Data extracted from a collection
═══
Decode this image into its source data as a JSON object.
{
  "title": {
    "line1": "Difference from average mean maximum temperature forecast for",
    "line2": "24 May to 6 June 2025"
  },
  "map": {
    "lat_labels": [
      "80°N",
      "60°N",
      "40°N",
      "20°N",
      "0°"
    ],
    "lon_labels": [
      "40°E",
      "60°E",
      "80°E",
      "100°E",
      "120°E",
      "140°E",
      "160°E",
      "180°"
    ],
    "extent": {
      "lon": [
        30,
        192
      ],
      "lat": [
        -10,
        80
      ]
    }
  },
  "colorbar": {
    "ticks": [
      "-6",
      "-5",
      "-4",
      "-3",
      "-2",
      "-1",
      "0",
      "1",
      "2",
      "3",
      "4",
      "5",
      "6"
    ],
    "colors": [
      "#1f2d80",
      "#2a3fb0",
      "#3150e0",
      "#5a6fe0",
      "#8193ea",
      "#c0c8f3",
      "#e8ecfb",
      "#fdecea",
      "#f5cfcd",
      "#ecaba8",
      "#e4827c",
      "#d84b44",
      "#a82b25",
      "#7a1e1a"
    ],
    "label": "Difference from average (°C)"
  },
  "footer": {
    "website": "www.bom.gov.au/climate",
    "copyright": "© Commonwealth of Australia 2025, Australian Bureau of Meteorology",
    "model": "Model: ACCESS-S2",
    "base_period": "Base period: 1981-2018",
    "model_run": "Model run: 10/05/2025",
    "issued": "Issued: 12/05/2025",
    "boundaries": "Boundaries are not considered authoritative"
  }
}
═══
Instructions for the task>
Return all of the data exactly as it reads.

Solved exercise>
Decode this image into its source data as a JSON object.
{
  "title": {
    "line1": "Difference from average mean maximum temperature forecast for",
    "line2": "24 May to 6 June 2025"
  },
  "map": {
    "lat_labels": [
      "80°N",
      "60°N",
      "40°N",
      "20°N",
      "0°"
    ],
    "lon_labels": [
      "40°E",
      "60°E",
      "80°E",
      "100°E",
      "120°E",
      "140°E",
      "160°E",
      "180°"
    ],
    "extent": {
      "lon": [
        30,
        192
      ],
      "lat": [
        -10,
        80
      ]
    }
  },
  "colorbar": {
    "ticks": [
      "-6",
      "-5",
      "-4",
      "-3",
      "-2",
      "-1",
      "0",
      "1",
      "2",
      "3",
      "4",
      "5",
      "6"
    ],
    "colors": [
      "#1f2d80",
      "#2a3fb0",
      "#3150e0",
      "#5a6fe0",
      "#8193ea",
      "#c0c8f3",
      "#e8ecfb",
      "#fdecea",
      "#f5cfcd",
      "#ecaba8",
      "#e4827c",
      "#d84b44",
      "#a82b25",
      "#7a1e1a"
    ],
    "label": "Difference from average (°C)"
  },
  "footer": {
    "website": "www.bom.gov.au/climate",
    "copyright": "© Commonwealth of Australia 2025, Australian Bureau of Meteorology",
    "model": "Model: ACCESS-S2",
    "base_period": "Base period: 1981-2018",
    "model_run": "Model run: 10/05/2025",
    "issued": "Issued: 12/05/2025",
    "boundaries": "Boundaries are not considered authoritative"
  }
}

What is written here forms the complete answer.